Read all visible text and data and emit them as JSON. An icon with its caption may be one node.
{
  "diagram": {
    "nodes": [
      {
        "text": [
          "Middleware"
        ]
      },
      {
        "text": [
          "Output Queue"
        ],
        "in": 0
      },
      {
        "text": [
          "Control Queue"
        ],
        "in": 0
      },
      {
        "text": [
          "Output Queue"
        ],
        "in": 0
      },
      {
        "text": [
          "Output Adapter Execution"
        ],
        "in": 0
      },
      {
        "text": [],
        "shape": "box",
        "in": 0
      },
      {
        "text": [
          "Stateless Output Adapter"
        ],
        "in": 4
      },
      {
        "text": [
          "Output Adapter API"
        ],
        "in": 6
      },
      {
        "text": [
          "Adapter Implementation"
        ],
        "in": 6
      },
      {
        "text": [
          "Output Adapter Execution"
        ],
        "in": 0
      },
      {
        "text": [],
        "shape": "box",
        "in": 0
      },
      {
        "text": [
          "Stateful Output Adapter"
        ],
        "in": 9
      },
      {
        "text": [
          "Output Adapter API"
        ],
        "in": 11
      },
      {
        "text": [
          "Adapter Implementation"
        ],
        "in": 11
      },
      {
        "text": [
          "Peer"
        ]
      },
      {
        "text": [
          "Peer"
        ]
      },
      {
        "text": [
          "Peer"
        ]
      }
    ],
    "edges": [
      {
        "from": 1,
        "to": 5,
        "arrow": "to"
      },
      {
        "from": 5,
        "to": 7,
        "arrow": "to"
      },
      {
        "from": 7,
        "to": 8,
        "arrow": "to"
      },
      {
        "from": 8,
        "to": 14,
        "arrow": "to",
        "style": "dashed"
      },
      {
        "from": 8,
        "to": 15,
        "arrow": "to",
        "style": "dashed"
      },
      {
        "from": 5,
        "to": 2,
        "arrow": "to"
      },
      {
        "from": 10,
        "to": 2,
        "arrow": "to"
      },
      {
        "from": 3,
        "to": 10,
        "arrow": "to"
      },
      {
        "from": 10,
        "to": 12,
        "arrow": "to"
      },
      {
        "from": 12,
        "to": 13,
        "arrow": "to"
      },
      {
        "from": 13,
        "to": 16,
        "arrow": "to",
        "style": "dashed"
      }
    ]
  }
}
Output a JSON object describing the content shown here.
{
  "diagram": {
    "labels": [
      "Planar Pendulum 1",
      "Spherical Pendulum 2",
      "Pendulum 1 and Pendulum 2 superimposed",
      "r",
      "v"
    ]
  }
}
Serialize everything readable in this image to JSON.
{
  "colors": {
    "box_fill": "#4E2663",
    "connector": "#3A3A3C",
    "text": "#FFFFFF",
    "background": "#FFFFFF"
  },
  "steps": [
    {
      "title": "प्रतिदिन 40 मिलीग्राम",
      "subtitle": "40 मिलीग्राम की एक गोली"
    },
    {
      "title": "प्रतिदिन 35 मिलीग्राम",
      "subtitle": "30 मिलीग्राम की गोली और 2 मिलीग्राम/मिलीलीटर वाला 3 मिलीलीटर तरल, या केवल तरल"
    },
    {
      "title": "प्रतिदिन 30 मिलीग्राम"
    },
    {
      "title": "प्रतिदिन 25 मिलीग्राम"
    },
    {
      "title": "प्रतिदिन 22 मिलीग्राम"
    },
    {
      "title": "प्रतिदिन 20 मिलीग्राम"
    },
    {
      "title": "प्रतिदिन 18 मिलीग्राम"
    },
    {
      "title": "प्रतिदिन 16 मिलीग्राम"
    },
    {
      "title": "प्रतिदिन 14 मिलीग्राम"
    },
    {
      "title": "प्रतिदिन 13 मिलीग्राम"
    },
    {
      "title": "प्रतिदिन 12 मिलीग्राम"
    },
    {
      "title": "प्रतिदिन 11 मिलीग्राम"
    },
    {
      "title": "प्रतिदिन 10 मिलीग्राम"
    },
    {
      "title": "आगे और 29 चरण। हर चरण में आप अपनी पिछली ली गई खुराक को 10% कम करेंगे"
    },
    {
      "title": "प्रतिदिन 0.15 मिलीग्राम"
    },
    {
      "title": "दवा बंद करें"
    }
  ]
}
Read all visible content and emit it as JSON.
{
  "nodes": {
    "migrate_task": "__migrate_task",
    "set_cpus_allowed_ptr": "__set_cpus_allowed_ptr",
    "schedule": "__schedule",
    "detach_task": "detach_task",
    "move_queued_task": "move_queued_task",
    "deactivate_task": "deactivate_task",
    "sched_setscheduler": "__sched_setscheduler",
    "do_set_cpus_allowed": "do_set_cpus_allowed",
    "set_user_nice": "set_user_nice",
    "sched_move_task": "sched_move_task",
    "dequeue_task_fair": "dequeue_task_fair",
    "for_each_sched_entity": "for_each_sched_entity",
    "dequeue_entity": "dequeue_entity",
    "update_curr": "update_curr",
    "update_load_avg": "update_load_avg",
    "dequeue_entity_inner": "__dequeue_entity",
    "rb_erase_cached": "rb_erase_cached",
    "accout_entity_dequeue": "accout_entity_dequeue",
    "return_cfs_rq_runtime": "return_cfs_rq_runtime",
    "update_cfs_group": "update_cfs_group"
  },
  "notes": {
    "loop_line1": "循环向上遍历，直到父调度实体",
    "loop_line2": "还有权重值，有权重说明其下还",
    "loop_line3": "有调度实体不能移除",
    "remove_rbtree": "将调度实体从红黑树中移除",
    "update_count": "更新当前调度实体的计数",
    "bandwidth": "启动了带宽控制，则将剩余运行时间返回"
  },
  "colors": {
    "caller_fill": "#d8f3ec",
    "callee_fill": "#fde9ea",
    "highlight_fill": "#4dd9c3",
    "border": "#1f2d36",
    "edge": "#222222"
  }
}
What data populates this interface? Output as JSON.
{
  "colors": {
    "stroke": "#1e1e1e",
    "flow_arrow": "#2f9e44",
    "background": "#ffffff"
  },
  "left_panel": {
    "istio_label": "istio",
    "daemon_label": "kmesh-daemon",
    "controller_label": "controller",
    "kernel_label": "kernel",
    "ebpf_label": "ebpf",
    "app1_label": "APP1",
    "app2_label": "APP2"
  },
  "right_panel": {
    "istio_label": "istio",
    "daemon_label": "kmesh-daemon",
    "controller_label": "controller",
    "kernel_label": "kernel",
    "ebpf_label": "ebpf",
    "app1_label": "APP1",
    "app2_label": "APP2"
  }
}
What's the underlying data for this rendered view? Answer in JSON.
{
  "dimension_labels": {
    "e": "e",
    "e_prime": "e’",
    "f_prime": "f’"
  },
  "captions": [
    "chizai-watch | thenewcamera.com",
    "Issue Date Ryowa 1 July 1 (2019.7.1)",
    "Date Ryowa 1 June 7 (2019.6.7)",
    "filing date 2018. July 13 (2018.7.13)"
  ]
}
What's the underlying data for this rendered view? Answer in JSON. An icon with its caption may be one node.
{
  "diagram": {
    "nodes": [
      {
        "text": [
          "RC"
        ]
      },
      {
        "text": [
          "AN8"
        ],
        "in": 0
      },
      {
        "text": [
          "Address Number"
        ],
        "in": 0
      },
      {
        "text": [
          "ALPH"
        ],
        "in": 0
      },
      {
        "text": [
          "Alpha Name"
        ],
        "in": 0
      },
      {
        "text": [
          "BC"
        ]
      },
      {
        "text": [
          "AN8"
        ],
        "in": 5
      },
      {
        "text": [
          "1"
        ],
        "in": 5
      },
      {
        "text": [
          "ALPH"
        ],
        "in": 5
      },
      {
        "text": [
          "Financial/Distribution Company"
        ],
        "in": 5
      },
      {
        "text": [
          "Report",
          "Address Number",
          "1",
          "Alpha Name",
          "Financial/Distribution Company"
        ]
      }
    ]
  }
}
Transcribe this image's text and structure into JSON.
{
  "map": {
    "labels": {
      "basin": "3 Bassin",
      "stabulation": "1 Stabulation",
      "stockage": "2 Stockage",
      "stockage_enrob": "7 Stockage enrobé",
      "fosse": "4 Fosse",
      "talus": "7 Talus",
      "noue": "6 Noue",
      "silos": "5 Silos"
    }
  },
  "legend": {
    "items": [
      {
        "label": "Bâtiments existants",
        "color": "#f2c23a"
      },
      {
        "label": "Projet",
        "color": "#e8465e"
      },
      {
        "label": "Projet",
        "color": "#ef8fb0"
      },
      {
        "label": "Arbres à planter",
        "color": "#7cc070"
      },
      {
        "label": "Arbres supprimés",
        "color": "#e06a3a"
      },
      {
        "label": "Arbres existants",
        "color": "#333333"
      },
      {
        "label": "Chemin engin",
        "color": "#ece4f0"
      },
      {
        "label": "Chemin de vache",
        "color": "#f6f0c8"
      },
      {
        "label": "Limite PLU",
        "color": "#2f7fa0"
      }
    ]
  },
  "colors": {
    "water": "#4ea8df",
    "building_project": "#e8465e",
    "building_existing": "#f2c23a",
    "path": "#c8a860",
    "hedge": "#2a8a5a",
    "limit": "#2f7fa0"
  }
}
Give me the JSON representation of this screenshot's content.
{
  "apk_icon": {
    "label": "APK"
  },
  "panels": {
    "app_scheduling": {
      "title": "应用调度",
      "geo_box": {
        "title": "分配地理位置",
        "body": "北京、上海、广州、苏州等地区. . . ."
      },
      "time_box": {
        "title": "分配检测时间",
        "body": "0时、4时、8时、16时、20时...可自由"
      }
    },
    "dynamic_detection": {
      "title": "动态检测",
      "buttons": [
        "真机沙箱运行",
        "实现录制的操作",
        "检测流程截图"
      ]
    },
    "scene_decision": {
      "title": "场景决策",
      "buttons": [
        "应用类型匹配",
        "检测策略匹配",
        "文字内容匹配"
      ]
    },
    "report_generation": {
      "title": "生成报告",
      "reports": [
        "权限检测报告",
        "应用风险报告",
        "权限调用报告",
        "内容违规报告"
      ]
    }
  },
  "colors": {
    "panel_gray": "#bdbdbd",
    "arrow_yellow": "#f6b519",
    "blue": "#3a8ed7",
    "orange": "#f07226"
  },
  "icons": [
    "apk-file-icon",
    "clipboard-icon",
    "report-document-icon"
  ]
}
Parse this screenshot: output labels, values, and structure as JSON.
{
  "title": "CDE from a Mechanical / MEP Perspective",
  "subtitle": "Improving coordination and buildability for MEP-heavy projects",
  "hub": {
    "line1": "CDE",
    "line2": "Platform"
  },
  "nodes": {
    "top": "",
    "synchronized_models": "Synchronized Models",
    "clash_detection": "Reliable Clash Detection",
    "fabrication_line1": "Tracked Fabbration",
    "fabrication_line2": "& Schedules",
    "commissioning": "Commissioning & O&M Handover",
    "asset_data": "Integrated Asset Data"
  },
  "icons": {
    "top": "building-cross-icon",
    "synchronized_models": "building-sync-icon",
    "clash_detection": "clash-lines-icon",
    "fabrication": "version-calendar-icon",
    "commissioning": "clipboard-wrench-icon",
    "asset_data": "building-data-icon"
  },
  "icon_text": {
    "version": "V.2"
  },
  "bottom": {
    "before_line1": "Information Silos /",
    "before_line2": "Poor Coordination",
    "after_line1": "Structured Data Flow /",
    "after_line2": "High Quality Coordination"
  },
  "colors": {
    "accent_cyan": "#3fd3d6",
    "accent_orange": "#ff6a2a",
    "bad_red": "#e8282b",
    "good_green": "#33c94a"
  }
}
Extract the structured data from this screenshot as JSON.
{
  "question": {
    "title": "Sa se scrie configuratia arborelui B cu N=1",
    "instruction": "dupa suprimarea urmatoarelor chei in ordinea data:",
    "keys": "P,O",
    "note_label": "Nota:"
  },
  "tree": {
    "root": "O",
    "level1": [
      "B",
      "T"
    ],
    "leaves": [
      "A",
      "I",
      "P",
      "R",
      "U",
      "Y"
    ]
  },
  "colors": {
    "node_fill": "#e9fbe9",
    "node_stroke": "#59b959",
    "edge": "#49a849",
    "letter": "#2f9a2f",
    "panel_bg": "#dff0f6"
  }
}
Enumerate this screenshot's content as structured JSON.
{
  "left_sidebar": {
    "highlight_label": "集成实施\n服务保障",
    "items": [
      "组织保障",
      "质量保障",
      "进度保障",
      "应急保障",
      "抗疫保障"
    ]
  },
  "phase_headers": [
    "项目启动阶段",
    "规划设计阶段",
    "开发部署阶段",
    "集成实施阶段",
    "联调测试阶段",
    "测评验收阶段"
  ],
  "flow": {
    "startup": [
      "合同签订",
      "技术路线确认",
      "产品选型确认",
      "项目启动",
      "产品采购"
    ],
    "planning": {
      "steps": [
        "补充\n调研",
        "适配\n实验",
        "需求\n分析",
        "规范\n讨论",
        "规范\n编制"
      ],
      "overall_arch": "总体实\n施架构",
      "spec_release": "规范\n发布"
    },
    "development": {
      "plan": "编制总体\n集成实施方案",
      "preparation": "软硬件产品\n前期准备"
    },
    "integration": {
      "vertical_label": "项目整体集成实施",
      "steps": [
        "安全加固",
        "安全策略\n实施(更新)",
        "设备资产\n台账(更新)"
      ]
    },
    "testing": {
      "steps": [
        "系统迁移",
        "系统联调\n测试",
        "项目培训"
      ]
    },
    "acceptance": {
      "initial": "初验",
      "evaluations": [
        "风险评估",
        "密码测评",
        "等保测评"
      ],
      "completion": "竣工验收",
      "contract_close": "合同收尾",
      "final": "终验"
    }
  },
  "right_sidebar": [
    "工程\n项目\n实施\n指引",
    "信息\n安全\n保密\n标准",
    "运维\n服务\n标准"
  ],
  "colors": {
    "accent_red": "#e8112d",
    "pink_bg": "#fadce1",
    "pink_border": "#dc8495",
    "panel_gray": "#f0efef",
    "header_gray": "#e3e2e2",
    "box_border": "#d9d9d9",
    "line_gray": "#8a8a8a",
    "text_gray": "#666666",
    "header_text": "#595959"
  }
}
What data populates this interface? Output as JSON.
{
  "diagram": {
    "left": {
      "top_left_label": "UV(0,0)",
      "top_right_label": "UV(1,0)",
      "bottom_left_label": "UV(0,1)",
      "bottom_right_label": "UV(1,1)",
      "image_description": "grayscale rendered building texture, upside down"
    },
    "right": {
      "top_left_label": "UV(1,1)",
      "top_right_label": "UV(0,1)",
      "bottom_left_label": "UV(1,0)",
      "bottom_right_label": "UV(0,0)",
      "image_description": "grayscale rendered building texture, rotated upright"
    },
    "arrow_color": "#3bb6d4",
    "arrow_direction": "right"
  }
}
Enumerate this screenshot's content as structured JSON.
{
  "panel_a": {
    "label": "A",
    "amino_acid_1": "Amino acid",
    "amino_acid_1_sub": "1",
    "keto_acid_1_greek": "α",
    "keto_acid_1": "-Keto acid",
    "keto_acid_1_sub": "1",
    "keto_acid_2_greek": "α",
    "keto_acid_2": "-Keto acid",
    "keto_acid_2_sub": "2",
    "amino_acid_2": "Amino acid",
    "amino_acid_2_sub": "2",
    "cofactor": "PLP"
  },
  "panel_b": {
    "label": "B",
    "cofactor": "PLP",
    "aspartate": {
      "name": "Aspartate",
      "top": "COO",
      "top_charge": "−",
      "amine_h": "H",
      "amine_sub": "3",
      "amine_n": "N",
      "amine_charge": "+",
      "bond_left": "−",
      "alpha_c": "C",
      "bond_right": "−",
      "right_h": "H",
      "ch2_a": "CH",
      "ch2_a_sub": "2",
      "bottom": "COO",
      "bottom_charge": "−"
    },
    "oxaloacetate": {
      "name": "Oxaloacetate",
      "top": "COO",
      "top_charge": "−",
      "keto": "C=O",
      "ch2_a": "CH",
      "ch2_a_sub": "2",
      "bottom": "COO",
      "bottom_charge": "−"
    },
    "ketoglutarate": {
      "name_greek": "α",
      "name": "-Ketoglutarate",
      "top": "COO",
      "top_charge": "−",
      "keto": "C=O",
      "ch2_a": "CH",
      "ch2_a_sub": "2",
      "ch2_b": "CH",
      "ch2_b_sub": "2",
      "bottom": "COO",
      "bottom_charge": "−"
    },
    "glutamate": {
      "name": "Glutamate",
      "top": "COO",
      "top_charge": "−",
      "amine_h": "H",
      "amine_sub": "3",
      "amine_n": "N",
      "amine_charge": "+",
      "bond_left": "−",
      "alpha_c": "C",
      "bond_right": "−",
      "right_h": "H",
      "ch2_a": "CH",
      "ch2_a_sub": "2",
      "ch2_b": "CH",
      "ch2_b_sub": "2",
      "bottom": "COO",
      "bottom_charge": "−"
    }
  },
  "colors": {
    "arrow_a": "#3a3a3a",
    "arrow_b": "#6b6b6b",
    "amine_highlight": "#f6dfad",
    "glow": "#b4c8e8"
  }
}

-- -- --

What you should do
Using the listing, collect all lines in which the string "Stockage" is found.

Answer to the exercise
      "stockage": "2 Stockage",
      "stockage_enrob": "7 Stockage enrobé",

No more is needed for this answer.